▶ [What is expected]: Which lines have the string "CiteSpace"? Copy all of them from the entries below.

[Data records]
------------------------

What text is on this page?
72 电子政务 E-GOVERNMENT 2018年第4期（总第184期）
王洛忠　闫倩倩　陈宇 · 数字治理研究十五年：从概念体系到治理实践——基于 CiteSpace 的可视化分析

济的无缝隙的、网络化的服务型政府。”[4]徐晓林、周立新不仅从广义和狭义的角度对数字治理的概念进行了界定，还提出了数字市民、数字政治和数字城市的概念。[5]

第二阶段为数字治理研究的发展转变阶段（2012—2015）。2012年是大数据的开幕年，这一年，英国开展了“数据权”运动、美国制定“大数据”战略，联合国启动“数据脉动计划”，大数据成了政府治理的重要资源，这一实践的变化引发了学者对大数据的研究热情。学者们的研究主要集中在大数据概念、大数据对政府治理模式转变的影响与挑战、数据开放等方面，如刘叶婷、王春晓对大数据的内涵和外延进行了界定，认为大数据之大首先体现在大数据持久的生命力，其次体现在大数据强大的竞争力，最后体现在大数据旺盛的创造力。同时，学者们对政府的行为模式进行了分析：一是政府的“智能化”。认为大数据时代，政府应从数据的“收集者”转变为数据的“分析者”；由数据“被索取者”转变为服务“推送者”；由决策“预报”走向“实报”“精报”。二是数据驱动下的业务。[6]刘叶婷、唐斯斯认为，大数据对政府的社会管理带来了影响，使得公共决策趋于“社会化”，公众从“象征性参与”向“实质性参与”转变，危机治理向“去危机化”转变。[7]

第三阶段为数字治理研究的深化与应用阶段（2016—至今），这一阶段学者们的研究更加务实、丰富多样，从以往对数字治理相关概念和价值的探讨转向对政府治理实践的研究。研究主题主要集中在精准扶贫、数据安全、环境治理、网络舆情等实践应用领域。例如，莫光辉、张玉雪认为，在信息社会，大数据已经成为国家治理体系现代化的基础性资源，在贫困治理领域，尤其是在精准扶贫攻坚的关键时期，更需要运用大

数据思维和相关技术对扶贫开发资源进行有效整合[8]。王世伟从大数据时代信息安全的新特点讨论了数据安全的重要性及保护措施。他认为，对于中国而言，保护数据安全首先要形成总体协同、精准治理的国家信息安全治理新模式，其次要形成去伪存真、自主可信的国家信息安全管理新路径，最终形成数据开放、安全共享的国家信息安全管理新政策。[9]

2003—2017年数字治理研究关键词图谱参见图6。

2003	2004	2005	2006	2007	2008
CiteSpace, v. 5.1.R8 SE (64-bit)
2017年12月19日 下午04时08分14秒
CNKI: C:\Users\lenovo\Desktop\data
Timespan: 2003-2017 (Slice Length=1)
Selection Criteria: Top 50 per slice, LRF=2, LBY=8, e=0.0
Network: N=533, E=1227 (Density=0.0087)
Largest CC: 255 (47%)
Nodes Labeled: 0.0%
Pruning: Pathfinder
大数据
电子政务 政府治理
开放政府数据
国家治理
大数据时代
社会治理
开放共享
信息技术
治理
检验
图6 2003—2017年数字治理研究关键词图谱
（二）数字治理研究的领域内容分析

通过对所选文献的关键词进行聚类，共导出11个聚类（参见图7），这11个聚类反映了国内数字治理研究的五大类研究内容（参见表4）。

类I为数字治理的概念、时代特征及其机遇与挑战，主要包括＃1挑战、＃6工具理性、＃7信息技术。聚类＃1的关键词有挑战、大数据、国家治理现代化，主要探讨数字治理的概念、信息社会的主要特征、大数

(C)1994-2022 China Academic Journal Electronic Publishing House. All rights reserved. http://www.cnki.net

------------------------

▶ [Full solution]:
王洛忠　闫倩倩　陈宇 · 数字治理研究十五年：从概念体系到治理实践——基于 CiteSpace 的可视化分析
CiteSpace, v. 5.1.R8 SE (64-bit)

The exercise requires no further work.